* GOAL
Copy the records word for word, starting at their first line and ending with the line that contains "pkcs12-browse-button[interactable]: Browse... [184,59,242,75]".

* Element region listings

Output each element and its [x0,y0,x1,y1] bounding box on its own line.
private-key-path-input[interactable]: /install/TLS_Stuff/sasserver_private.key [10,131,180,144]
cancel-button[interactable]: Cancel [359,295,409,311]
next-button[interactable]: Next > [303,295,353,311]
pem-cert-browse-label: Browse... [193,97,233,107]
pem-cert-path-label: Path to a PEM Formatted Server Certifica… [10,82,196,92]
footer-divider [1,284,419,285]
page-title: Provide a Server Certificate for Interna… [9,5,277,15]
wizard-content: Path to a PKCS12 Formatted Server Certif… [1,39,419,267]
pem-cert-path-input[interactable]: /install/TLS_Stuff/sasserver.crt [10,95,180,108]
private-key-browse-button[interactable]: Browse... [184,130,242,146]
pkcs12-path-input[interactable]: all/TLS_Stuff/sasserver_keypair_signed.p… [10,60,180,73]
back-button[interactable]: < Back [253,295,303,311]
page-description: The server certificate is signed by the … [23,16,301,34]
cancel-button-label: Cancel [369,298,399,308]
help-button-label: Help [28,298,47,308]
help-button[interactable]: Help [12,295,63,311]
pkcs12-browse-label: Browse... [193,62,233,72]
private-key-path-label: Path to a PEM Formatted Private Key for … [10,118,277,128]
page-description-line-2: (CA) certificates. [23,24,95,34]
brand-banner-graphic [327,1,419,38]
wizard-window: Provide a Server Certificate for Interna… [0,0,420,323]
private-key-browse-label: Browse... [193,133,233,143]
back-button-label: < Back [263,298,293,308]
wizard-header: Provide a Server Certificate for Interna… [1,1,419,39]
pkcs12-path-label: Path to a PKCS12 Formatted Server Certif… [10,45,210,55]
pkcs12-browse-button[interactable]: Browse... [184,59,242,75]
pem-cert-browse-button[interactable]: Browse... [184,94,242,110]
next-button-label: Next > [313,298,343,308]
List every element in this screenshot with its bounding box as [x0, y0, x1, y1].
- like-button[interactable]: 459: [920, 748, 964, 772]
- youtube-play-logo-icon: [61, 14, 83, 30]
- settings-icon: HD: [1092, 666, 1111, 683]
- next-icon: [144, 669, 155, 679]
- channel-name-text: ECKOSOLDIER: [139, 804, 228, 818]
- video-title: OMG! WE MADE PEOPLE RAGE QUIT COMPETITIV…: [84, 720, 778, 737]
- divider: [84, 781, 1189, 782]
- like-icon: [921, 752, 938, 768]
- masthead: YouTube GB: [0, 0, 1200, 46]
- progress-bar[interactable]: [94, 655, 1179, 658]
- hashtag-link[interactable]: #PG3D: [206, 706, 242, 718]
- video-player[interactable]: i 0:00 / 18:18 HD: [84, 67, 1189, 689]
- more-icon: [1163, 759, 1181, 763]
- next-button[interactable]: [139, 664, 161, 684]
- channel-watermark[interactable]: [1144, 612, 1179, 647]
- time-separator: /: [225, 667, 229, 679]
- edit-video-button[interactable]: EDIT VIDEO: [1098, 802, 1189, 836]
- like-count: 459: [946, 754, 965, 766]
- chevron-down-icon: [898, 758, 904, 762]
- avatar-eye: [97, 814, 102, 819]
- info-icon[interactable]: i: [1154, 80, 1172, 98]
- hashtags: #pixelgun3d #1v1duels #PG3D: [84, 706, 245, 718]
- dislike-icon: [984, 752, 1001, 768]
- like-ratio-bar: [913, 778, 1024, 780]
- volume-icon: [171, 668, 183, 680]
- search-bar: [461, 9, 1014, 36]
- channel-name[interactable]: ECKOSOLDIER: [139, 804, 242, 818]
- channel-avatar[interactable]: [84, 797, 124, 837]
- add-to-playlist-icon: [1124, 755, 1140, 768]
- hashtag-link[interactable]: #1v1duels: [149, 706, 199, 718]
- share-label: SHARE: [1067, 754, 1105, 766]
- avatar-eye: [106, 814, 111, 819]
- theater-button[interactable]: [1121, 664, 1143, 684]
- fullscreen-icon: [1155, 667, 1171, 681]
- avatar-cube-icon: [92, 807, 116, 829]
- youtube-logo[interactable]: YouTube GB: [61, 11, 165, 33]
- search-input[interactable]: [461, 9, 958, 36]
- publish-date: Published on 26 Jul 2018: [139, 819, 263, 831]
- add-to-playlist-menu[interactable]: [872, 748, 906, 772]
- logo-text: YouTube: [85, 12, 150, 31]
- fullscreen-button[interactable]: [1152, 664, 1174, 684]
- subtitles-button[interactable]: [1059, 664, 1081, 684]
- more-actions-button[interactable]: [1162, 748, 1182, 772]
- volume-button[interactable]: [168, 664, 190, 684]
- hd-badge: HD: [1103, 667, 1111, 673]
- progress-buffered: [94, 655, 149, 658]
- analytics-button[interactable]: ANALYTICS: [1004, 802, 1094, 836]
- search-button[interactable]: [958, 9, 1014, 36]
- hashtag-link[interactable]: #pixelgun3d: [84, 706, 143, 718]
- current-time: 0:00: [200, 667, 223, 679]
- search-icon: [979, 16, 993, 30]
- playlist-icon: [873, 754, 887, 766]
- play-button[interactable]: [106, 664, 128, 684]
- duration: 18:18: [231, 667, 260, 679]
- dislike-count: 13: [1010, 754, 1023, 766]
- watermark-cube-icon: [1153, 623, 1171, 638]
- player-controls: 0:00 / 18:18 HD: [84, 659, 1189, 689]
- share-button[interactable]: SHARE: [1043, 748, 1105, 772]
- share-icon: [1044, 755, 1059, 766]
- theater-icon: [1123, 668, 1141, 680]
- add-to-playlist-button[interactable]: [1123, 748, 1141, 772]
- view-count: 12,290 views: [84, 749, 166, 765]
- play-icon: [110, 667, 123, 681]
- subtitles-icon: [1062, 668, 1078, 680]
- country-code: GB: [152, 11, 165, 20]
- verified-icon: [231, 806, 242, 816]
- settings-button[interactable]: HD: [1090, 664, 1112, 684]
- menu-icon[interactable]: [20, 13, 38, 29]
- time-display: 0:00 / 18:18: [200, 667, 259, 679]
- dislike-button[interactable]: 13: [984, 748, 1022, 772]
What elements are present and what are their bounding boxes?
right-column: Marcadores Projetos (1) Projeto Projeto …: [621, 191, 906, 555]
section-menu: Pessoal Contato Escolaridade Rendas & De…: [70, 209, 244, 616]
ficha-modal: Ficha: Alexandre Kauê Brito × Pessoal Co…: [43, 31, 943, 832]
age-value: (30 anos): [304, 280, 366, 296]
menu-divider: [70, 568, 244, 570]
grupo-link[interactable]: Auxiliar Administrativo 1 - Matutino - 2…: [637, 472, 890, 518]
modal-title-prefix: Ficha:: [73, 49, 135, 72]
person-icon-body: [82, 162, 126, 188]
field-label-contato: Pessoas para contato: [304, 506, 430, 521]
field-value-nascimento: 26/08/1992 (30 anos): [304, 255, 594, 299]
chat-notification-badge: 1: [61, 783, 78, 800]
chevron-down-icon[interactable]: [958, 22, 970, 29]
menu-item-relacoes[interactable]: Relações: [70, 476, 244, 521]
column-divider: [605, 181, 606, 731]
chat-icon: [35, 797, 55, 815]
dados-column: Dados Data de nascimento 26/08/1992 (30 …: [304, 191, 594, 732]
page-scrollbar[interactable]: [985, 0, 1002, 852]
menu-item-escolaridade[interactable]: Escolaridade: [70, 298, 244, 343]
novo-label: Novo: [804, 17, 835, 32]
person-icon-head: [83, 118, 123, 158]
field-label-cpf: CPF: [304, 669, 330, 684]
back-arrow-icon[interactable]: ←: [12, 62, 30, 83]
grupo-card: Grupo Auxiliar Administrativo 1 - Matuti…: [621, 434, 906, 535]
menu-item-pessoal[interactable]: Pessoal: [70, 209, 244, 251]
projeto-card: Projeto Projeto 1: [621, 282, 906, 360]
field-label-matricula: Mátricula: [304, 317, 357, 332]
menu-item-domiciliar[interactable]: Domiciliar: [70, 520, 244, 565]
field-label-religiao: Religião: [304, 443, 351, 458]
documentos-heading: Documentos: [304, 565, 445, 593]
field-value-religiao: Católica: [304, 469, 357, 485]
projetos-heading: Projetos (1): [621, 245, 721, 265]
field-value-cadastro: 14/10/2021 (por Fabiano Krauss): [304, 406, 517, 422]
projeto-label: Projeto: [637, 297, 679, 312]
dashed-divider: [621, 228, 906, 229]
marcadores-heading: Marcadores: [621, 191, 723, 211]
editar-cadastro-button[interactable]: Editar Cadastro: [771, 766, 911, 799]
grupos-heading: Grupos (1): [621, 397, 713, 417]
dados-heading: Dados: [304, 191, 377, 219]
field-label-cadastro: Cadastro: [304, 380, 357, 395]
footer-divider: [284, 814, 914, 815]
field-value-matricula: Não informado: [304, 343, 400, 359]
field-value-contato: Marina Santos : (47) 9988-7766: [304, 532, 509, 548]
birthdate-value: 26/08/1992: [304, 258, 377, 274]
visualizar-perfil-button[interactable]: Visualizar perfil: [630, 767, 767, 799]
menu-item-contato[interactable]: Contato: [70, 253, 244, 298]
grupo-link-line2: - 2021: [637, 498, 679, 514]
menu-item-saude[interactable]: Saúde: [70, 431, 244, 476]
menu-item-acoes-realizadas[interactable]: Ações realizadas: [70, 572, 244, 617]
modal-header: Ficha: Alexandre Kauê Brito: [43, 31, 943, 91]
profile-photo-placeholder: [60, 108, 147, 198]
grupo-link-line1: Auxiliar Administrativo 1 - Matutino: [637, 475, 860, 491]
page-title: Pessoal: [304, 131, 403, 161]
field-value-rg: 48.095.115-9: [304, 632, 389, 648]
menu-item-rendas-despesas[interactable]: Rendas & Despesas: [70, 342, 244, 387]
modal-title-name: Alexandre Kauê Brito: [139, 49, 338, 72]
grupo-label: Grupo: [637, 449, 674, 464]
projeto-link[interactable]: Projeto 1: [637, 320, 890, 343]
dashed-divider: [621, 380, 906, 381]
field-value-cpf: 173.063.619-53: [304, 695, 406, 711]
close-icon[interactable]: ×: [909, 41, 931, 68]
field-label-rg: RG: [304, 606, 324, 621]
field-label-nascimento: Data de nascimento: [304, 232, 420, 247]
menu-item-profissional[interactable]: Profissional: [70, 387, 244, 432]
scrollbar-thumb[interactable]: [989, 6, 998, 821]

* FULL SOLUTION
Output each element and its [x0,y0,x1,y1] bounding box on its own line.
private-key-path-input[interactable]: /install/TLS_Stuff/sasserver_private.key [10,131,180,144]
cancel-button[interactable]: Cancel [359,295,409,311]
next-button[interactable]: Next > [303,295,353,311]
pem-cert-browse-label: Browse... [193,97,233,107]
pem-cert-path-label: Path to a PEM Formatted Server Certifica… [10,82,196,92]
footer-divider [1,284,419,285]
page-title: Provide a Server Certificate for Interna… [9,5,277,15]
wizard-content: Path to a PKCS12 Formatted Server Certif… [1,39,419,267]
pem-cert-path-input[interactable]: /install/TLS_Stuff/sasserver.crt [10,95,180,108]
private-key-browse-button[interactable]: Browse... [184,130,242,146]
pkcs12-path-input[interactable]: all/TLS_Stuff/sasserver_keypair_signed.p… [10,60,180,73]
back-button[interactable]: < Back [253,295,303,311]
page-description: The server certificate is signed by the … [23,16,301,34]
cancel-button-label: Cancel [369,298,399,308]
help-button-label: Help [28,298,47,308]
help-button[interactable]: Help [12,295,63,311]
pkcs12-browse-label: Browse... [193,62,233,72]
private-key-path-label: Path to a PEM Formatted Private Key for … [10,118,277,128]
page-description-line-2: (CA) certificates. [23,24,95,34]
brand-banner-graphic [327,1,419,38]
wizard-window: Provide a Server Certificate for Interna… [0,0,420,323]
private-key-browse-label: Browse... [193,133,233,143]
back-button-label: < Back [263,298,293,308]
wizard-header: Provide a Server Certificate for Interna… [1,1,419,39]
pkcs12-path-label: Path to a PKCS12 Formatted Server Certif… [10,45,210,55]
pkcs12-browse-button[interactable]: Browse... [184,59,242,75]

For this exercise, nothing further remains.